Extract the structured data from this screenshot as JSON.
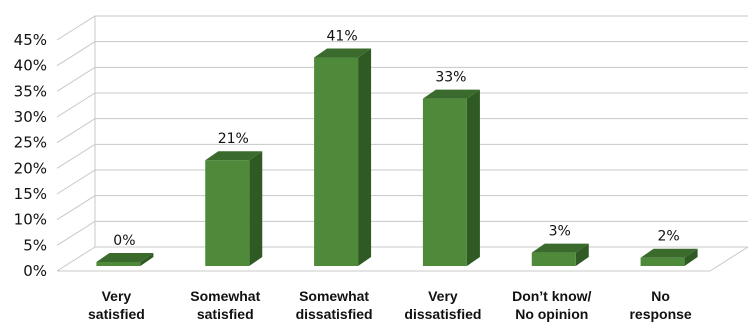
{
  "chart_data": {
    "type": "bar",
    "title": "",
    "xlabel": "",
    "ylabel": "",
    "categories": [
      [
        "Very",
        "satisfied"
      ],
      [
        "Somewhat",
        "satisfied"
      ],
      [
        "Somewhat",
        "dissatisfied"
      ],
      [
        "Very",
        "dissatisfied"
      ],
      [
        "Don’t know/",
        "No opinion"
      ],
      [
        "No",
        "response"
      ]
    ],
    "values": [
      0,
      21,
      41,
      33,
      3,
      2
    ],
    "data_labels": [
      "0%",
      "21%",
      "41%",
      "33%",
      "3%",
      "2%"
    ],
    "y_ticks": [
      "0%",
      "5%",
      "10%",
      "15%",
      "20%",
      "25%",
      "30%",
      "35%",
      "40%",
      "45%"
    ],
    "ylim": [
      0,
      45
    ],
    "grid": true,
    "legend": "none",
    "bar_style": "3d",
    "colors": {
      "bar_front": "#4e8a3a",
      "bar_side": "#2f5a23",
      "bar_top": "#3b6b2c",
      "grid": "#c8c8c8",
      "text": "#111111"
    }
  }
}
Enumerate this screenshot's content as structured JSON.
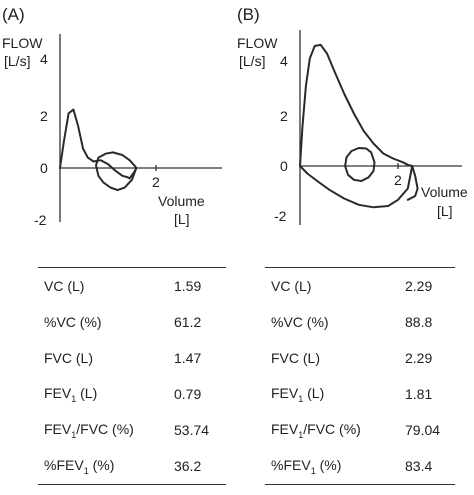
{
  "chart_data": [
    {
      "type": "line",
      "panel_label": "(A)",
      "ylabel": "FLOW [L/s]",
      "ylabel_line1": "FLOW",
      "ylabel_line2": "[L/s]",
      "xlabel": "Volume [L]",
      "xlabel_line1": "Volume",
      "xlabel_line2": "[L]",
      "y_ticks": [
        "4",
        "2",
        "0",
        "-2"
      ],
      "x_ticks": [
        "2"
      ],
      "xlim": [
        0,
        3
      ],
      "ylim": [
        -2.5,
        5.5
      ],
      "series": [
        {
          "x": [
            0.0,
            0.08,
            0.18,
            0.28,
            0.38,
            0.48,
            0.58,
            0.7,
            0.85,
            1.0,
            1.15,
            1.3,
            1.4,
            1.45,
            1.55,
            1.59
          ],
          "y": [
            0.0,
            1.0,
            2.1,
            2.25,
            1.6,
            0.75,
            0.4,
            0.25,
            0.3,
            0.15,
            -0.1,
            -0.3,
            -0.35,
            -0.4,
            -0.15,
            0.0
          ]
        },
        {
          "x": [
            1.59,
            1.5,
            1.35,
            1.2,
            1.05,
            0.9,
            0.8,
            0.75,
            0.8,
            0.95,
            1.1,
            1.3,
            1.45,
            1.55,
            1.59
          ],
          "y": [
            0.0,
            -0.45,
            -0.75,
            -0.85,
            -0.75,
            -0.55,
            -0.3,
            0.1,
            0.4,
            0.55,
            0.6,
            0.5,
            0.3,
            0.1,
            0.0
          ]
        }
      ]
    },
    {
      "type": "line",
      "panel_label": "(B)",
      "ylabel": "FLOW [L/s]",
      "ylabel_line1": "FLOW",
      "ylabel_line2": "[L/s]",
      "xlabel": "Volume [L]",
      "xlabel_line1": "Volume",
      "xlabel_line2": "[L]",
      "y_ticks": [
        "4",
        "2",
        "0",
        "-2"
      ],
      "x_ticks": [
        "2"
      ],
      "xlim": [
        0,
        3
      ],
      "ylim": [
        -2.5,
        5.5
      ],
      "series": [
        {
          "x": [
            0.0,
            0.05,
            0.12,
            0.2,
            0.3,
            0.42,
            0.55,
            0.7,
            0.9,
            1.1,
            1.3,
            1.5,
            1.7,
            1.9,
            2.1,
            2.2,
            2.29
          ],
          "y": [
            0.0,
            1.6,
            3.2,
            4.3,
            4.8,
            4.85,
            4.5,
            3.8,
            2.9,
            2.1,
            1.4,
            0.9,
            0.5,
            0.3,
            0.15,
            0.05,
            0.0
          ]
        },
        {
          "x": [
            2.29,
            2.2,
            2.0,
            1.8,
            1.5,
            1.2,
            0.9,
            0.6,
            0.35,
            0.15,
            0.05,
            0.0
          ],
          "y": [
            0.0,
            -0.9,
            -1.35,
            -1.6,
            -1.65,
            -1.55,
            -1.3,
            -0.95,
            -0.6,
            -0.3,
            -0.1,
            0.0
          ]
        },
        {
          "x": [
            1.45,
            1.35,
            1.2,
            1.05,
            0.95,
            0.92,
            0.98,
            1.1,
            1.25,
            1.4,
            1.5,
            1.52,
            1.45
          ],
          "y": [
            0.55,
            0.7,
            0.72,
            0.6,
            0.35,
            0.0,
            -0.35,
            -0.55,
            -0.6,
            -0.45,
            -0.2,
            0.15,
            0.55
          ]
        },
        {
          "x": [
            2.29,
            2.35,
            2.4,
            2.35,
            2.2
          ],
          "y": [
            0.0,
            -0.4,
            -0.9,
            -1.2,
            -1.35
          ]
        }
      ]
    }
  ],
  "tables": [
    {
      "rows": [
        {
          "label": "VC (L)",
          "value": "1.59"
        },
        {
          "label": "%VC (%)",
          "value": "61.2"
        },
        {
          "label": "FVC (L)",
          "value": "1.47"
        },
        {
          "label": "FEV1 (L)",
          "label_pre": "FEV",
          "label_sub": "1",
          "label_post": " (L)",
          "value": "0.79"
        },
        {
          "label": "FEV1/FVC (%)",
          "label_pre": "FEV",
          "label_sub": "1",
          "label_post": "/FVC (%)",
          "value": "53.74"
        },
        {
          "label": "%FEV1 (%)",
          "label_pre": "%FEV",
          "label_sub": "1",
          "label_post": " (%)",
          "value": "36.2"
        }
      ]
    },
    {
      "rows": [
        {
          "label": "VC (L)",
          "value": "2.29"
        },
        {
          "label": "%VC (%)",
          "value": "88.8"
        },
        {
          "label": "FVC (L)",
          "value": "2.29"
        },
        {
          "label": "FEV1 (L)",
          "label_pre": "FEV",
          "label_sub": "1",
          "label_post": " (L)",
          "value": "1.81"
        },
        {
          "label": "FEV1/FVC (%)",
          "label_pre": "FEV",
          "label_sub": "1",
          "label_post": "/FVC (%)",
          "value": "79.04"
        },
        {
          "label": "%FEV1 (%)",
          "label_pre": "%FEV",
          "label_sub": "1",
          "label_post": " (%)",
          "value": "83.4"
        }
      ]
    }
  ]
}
□ □ □ □ □
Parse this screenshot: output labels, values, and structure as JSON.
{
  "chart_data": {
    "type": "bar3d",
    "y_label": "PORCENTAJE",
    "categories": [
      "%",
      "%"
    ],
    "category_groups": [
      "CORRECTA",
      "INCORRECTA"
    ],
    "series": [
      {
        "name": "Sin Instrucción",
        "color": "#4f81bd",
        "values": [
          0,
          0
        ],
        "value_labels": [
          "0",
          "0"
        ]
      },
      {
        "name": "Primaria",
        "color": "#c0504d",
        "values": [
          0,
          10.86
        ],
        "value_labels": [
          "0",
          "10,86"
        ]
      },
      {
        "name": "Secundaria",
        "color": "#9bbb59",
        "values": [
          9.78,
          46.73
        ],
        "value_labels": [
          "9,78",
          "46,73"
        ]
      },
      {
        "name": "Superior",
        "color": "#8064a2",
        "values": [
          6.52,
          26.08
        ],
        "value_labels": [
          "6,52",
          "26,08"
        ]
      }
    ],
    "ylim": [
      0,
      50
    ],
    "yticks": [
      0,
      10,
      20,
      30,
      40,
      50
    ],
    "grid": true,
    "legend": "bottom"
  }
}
□ □ □ □ □
Work instructions: Extract all lines of the records above that include "name".

Finished answer:
        "name": "Sin Instrucción",
        "name": "Primaria",
        "name": "Secundaria",
        "name": "Superior",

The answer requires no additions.